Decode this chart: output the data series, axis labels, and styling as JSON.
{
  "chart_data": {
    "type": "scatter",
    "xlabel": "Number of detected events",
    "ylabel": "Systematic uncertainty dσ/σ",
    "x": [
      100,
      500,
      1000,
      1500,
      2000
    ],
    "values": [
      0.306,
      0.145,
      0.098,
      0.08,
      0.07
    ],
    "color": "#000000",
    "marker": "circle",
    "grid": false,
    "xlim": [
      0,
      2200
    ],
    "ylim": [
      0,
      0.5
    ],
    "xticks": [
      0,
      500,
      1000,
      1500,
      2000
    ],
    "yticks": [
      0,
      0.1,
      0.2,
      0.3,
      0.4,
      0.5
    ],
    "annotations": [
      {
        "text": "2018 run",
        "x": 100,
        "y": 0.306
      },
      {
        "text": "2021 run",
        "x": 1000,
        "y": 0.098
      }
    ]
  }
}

____

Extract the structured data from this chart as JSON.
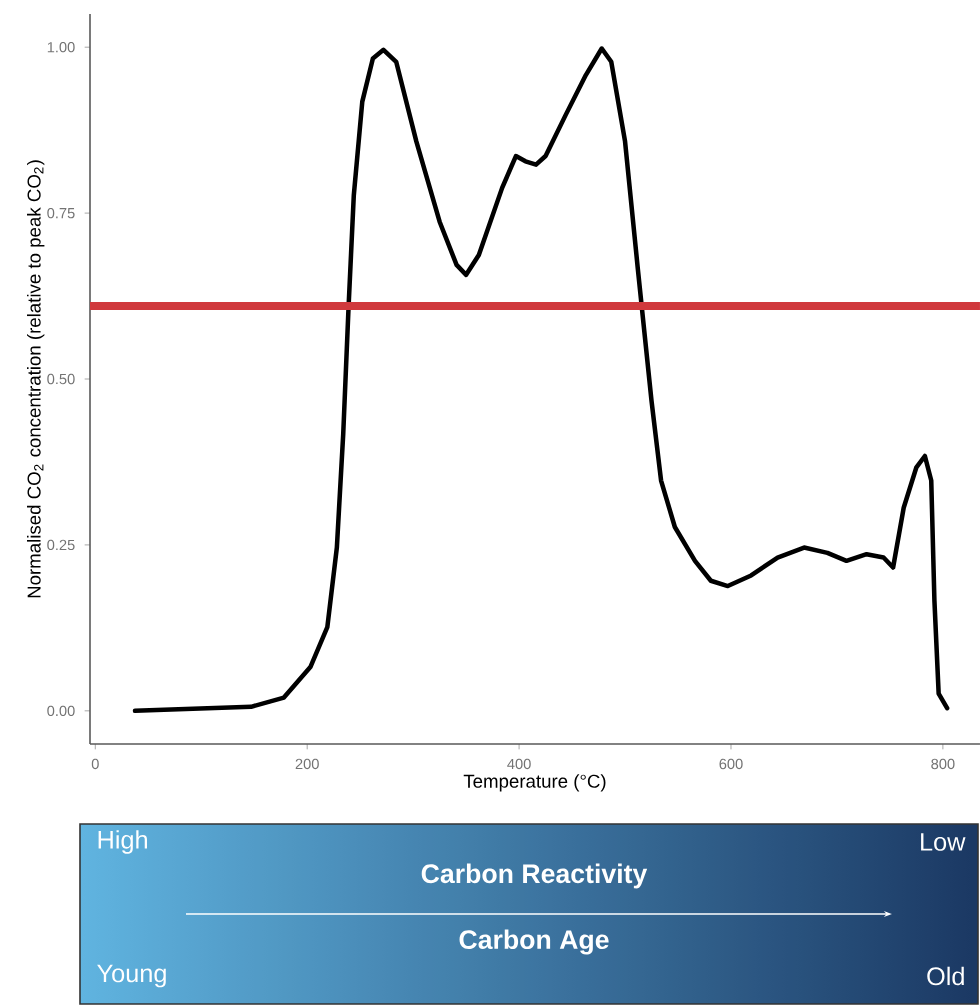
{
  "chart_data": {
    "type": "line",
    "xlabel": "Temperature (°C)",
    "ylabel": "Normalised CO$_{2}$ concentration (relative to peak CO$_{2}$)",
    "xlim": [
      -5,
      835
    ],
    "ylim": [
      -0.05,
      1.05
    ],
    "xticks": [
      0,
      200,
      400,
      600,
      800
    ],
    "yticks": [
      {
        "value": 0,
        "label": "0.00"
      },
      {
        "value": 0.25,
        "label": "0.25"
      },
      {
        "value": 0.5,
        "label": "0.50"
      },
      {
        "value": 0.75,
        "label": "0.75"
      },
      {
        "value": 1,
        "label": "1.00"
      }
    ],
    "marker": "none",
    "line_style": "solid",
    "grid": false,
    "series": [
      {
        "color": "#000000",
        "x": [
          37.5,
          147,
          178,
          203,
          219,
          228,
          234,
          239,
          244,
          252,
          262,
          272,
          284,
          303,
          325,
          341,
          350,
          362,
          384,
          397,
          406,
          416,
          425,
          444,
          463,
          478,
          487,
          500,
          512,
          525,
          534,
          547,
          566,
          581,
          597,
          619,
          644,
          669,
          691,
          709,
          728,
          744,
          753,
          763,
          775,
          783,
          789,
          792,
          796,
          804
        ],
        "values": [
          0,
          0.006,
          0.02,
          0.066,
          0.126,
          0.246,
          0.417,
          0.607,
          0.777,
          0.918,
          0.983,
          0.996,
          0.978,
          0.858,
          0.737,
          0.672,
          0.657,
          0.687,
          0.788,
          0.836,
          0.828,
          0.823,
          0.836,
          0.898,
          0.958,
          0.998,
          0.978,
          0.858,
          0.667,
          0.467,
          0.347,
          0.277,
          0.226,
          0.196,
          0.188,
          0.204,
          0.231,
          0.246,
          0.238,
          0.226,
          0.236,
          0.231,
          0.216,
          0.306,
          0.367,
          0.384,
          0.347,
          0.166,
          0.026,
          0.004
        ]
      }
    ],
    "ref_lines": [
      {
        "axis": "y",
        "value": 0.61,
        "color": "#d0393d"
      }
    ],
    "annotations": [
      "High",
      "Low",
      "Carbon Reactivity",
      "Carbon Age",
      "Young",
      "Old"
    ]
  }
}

____

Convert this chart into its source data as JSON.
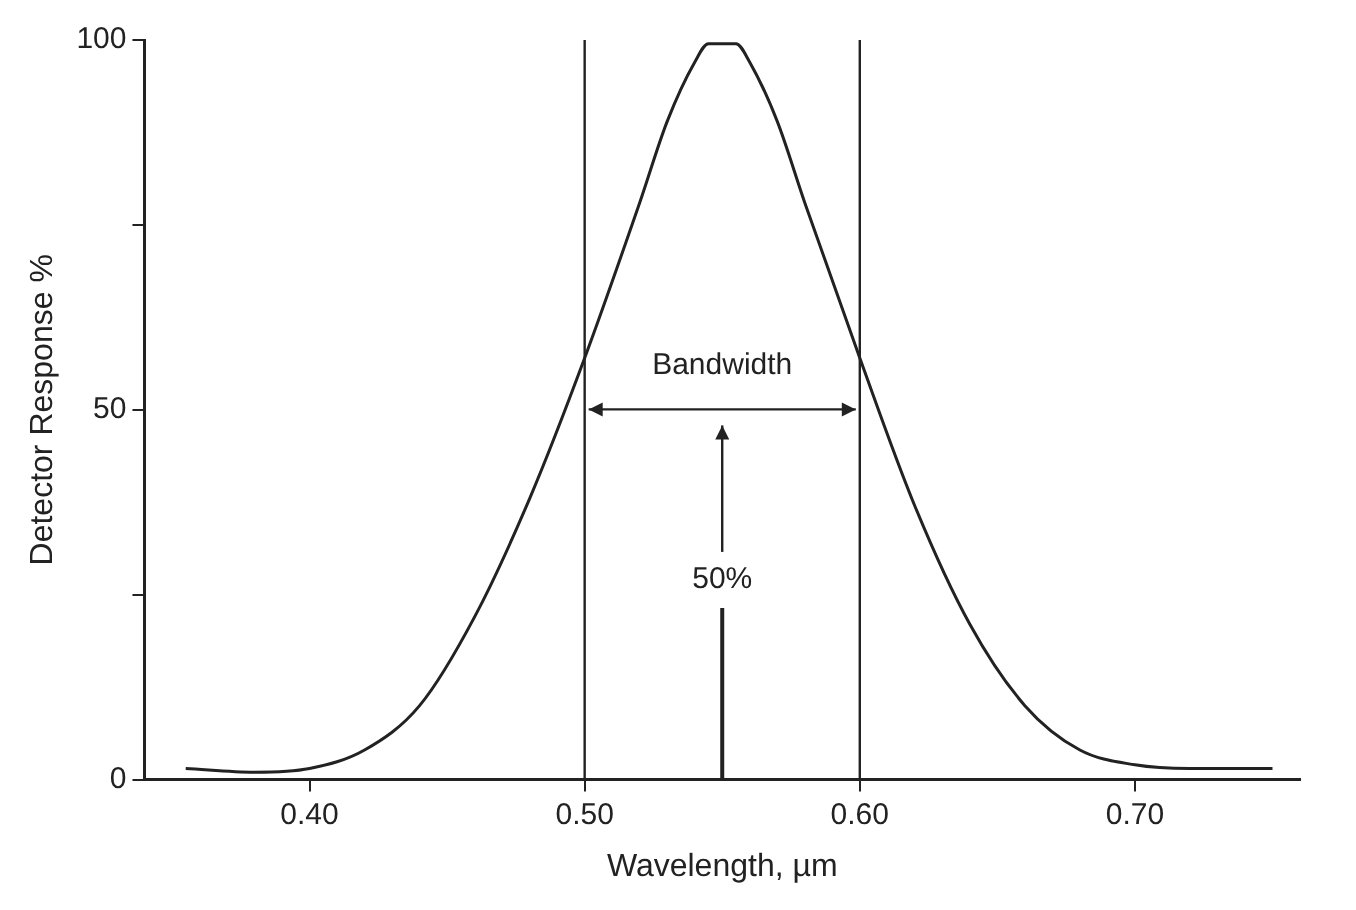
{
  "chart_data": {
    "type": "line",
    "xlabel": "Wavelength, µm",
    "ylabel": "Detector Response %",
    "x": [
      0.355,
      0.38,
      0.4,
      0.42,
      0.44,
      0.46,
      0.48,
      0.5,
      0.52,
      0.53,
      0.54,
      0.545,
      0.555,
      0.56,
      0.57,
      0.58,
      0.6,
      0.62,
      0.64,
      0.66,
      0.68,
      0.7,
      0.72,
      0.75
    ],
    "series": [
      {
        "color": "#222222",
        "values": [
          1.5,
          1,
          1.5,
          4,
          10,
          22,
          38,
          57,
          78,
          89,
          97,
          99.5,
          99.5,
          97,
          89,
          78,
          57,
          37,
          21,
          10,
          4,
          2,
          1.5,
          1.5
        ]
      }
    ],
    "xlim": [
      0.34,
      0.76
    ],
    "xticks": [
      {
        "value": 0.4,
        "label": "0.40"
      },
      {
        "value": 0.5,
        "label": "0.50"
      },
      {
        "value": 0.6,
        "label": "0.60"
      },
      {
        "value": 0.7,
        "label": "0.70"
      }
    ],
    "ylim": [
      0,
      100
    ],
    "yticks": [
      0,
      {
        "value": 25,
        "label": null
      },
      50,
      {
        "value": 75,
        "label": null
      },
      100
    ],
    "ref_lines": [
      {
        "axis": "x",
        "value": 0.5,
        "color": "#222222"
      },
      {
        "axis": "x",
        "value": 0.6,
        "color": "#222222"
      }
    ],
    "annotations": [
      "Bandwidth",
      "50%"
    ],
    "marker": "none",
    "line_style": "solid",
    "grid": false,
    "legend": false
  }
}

____

Directions for this task.
Find all the lines containing "ylabel" in the material, then copy them.

Task output.
    "ylabel": "Systematic uncertainty dσ/σ",
    "ylabel": "Normalised CO$_{2}$ concentration (relative to peak CO$_{2}$)",
    "ylabel": "Detector Response %",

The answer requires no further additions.